=== DIRECTION ===
Copy the lines below as they are; omit the images they contain.

=== MATERIAL TO PROCESS ===
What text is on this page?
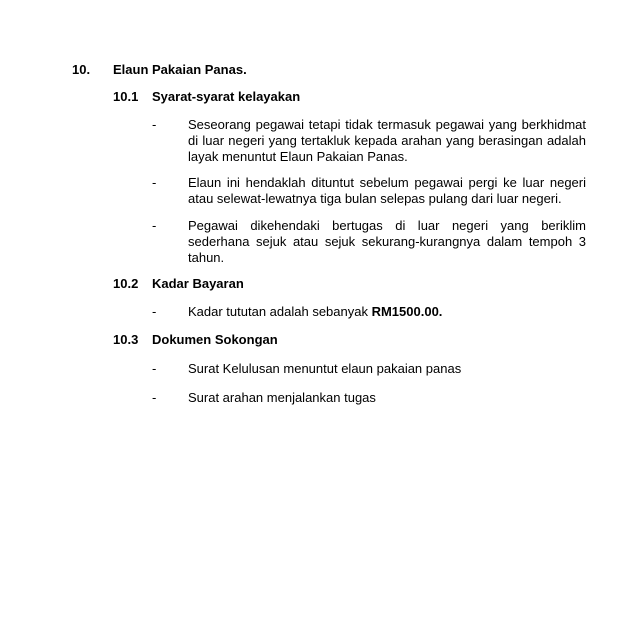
10. Elaun Pakaian Panas.
10.1 Syarat-syarat kelayakan
- Seseorang pegawai tetapi tidak termasuk pegawai yang berkhidmat di luar negeri yang tertakluk kepada arahan yang berasingan adalah layak menuntut Elaun Pakaian Panas.
- Elaun ini hendaklah dituntut sebelum pegawai pergi ke luar negeri atau selewat-lewatnya tiga bulan selepas pulang dari luar negeri.
- Pegawai dikehendaki bertugas di luar negeri yang beriklim sederhana sejuk atau sejuk sekurang-kurangnya dalam tempoh 3 tahun.
10.2 Kadar Bayaran
- Kadar tututan adalah sebanyak RM1500.00.
10.3 Dokumen Sokongan
- Surat Kelulusan menuntut elaun pakaian panas
- Surat arahan menjalankan tugas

=== CORRECT RESULT ===
What text is on this page?
10. Elaun Pakaian Panas.
10.1 Syarat-syarat kelayakan
- Seseorang pegawai tetapi tidak termasuk pegawai yang berkhidmat di luar negeri yang tertakluk kepada arahan yang berasingan adalah layak menuntut Elaun Pakaian Panas.
- Elaun ini hendaklah dituntut sebelum pegawai pergi ke luar negeri atau selewat-lewatnya tiga bulan selepas pulang dari luar negeri.
- Pegawai dikehendaki bertugas di luar negeri yang beriklim sederhana sejuk atau sejuk sekurang-kurangnya dalam tempoh 3 tahun.
10.2 Kadar Bayaran
- Kadar tututan adalah sebanyak RM1500.00.
10.3 Dokumen Sokongan
- Surat Kelulusan menuntut elaun pakaian panas
- Surat arahan menjalankan tugas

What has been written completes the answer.